Objective:
Pick every line with "Block" from the material below.

Material supplied:
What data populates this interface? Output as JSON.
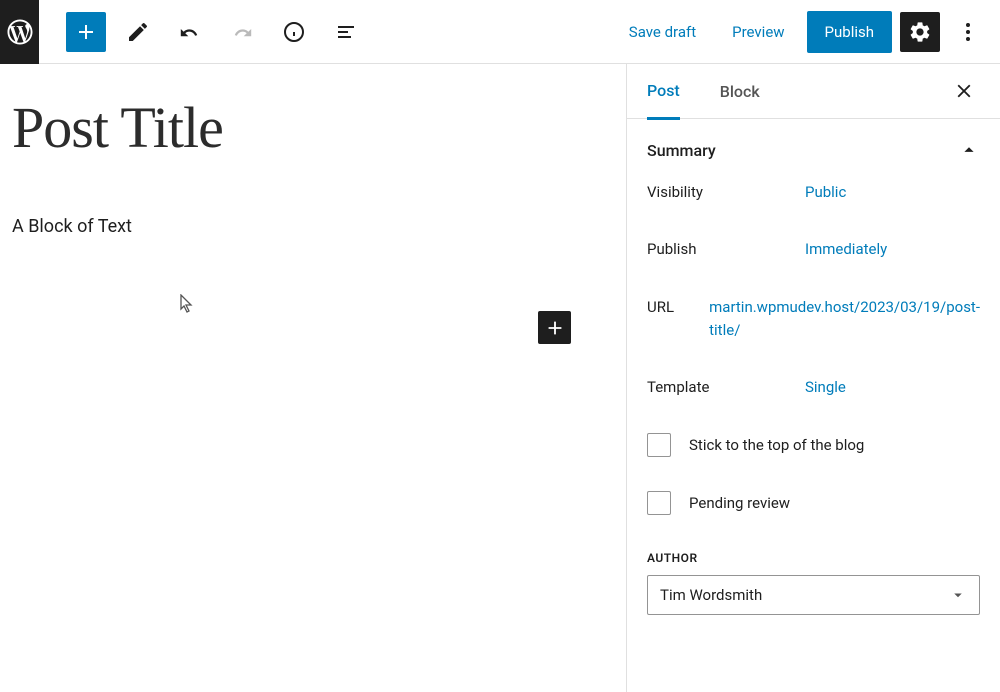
{
  "toolbar": {
    "save_draft": "Save draft",
    "preview": "Preview",
    "publish": "Publish"
  },
  "editor": {
    "title": "Post Title",
    "block_text": "A Block of Text"
  },
  "sidebar": {
    "tabs": {
      "post": "Post",
      "block": "Block"
    },
    "summary": {
      "title": "Summary",
      "visibility_label": "Visibility",
      "visibility_value": "Public",
      "publish_label": "Publish",
      "publish_value": "Immediately",
      "url_label": "URL",
      "url_value": "martin.wpmudev.host/2023/03/19/post-title/",
      "template_label": "Template",
      "template_value": "Single",
      "stick_label": "Stick to the top of the blog",
      "pending_label": "Pending review",
      "author_heading": "AUTHOR",
      "author_value": "Tim Wordsmith"
    }
  }
}
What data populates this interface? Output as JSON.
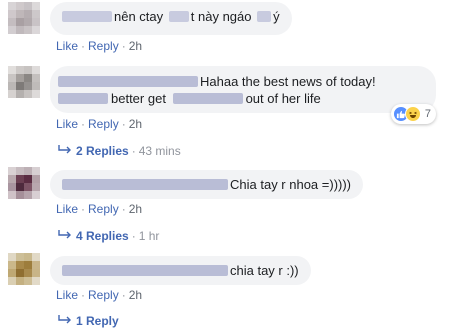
{
  "comments": [
    {
      "text": "nên ctay",
      "text2": "t này ngáo",
      "text3": "ý",
      "like_label": "Like",
      "reply_label": "Reply",
      "time": "2h"
    },
    {
      "text": "Hahaa the best news of today!",
      "text_line2a": "better get",
      "text_line2b": "out of her life",
      "like_label": "Like",
      "reply_label": "Reply",
      "time": "2h",
      "reaction_count": "7",
      "replies_label": "2 Replies",
      "replies_time": "43 mins"
    },
    {
      "text": "Chia tay r nhoa =)))))",
      "like_label": "Like",
      "reply_label": "Reply",
      "time": "2h",
      "replies_label": "4 Replies",
      "replies_time": "1 hr"
    },
    {
      "text": "chia tay r :))",
      "like_label": "Like",
      "reply_label": "Reply",
      "time": "2h",
      "replies_label": "1 Reply"
    }
  ],
  "separator": "·",
  "colors": {
    "link": "#4267b2",
    "bubble": "#f2f3f5",
    "meta": "#90949c"
  },
  "icons": {
    "reply_arrow": "reply-arrow-icon",
    "like_reaction": "like-reaction-icon",
    "haha_reaction": "haha-reaction-icon"
  }
}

Answer to the exercise:
    "block_text": "A Block of Text"
      "block": "Block"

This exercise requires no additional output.